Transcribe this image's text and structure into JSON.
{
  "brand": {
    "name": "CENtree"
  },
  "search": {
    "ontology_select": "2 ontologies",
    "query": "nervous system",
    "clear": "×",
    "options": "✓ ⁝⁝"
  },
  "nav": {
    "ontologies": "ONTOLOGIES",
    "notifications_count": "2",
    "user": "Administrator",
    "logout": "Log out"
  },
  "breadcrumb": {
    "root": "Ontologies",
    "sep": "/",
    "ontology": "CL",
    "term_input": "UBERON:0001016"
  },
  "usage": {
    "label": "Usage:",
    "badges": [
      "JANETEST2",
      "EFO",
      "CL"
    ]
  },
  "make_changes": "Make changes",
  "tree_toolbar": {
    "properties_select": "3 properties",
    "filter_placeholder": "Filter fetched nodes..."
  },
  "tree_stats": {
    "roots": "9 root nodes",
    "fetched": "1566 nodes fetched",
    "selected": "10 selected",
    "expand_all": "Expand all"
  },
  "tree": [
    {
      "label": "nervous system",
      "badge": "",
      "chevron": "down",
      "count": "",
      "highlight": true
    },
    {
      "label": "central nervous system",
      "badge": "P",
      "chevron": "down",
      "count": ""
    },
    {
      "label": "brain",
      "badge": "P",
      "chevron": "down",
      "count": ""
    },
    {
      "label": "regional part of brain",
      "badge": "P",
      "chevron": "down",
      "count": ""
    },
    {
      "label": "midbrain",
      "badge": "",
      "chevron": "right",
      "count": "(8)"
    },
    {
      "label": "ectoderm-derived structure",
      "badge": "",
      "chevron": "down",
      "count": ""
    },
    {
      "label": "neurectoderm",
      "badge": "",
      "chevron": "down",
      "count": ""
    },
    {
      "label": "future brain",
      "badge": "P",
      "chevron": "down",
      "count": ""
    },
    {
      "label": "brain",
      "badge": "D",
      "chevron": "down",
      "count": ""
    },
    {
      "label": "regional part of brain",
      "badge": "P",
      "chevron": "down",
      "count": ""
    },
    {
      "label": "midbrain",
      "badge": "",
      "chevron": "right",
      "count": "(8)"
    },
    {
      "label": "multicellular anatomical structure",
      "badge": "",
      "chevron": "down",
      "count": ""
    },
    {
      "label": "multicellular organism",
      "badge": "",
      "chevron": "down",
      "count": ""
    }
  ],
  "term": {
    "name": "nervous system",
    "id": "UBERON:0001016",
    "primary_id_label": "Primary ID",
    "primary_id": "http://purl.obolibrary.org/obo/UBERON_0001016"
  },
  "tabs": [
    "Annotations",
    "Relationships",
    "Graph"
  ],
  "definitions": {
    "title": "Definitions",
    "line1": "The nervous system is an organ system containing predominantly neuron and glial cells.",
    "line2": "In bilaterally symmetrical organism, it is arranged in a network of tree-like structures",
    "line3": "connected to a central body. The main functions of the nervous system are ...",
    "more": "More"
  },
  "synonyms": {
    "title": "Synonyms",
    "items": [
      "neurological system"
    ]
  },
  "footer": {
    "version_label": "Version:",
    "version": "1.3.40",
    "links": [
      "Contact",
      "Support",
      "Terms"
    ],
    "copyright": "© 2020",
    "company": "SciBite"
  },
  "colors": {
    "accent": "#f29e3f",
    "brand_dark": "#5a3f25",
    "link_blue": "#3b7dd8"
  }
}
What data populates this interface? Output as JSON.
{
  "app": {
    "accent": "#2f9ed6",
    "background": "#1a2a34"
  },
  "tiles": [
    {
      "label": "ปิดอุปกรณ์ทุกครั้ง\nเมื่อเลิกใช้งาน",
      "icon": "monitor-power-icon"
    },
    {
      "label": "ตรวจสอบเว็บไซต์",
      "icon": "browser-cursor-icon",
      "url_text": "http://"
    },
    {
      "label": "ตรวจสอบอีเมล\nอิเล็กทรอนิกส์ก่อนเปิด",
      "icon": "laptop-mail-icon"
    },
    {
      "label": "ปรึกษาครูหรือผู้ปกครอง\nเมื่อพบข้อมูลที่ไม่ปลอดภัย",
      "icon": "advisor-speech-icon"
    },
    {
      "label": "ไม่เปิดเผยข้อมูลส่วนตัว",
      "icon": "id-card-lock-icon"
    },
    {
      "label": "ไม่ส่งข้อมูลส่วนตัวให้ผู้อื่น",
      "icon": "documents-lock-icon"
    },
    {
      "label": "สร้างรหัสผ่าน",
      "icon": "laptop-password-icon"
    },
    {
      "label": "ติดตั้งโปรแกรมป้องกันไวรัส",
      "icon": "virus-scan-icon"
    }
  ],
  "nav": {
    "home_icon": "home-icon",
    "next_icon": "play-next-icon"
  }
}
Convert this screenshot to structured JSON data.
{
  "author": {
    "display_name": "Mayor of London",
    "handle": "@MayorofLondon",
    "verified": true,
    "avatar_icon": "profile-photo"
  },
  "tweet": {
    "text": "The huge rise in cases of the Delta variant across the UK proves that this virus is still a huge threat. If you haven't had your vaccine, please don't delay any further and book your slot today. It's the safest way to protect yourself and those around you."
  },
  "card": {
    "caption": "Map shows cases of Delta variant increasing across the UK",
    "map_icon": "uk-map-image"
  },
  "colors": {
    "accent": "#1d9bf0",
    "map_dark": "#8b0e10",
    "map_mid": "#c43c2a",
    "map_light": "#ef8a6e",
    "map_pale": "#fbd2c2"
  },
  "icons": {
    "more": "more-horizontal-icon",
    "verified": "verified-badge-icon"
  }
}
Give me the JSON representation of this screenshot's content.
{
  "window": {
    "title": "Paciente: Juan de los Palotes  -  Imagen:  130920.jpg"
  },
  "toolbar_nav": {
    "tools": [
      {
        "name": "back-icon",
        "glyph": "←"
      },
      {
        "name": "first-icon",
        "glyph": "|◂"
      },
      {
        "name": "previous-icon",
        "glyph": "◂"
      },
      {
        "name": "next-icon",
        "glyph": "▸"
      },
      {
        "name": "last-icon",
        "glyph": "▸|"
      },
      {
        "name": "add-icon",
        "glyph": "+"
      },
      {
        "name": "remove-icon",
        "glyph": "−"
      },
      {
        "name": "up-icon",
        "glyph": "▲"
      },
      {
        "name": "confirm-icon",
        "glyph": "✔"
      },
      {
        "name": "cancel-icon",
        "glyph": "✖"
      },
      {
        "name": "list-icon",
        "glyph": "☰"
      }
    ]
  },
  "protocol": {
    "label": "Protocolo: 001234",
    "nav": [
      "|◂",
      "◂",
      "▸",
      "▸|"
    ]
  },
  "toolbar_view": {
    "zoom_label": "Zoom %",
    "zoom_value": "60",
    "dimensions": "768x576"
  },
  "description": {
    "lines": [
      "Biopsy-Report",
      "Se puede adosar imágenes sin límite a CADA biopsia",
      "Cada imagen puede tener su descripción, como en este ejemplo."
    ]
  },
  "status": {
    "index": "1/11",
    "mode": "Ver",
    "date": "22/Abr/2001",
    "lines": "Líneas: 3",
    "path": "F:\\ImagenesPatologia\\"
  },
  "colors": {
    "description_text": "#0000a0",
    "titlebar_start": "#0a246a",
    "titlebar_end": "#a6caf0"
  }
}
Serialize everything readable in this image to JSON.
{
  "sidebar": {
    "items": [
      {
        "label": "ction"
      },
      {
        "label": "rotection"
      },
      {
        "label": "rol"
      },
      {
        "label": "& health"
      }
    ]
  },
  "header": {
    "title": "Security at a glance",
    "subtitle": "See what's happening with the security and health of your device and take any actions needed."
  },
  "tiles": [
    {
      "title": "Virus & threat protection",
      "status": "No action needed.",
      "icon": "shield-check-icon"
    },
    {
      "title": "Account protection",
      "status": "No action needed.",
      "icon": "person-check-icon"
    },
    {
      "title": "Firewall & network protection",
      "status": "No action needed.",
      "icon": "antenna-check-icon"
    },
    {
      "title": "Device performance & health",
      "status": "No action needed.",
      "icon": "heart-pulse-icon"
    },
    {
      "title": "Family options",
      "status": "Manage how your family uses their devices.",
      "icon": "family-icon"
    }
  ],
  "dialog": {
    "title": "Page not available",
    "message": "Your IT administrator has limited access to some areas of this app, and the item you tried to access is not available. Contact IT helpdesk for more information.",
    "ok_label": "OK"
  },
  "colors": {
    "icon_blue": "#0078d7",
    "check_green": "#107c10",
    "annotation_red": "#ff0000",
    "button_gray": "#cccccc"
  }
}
..........
— Activity —
Every line of the entries that includes "nodes" must be copied into the answer.

— Completed exercise —
    "filter_placeholder": "Filter fetched nodes..."
    "roots": "9 root nodes",
    "fetched": "1566 nodes fetched",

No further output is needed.